■ Extracted data
______________________________
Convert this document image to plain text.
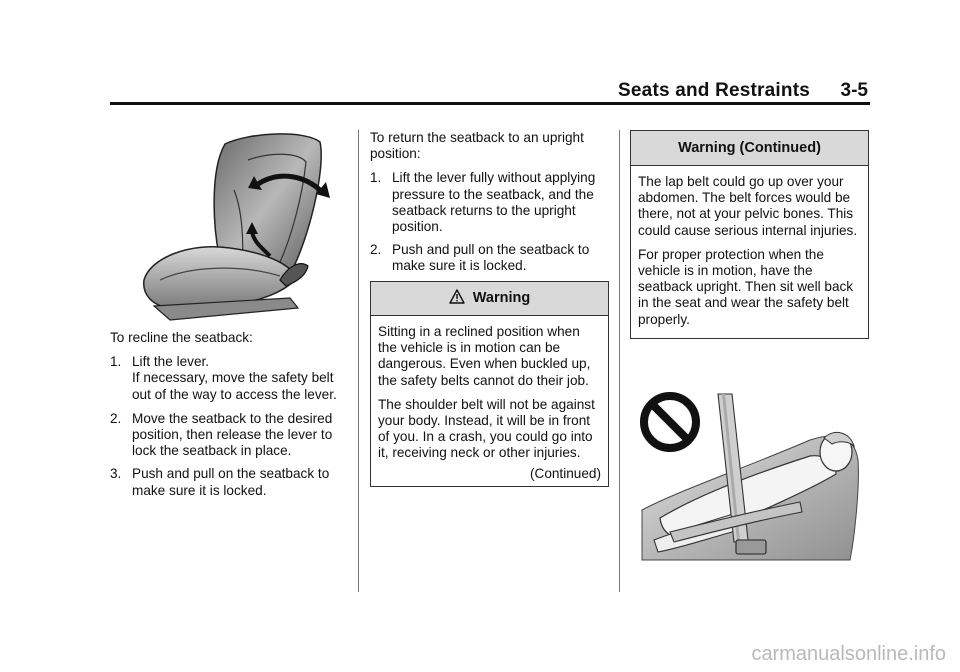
Seats and Restraints 3-5

To recline the seatback:

1. Lift the lever.

If necessary, move the safety belt out of the way to access the lever.

2. Move the seatback to the desired position, then release the lever to lock the seatback in place.
3. Push and pull on the seatback to make sure it is locked.

To return the seatback to an upright position:

1. Lift the lever fully without applying pressure to the seatback, and the seatback returns to the upright position.
2. Push and pull on the seatback to make sure it is locked.
Warning

Sitting in a reclined position when the vehicle is in motion can be dangerous. Even when buckled up, the safety belts cannot do their job.

The shoulder belt will not be against your body. Instead, it will be in front of you. In a crash, you could go into it, receiving neck or other injuries.

(Continued)
Warning (Continued)

The lap belt could go up over your abdomen. The belt forces would be there, not at your pelvic bones. This could cause serious internal injuries.

For proper protection when the vehicle is in motion, have the seatback upright. Then sit well back in the seat and wear the safety belt properly.

carmanualsonline.info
______________________________
■ Goal
Where a line above contains the string "motion", copy that line.

■ Completed task
Sitting in a reclined position when the vehicle is in motion can be dangerous. Even when buckled up, the safety belts cannot do their job.
For proper protection when the vehicle is in motion, have the seatback upright. Then sit well back in the seat and wear the safety belt properly.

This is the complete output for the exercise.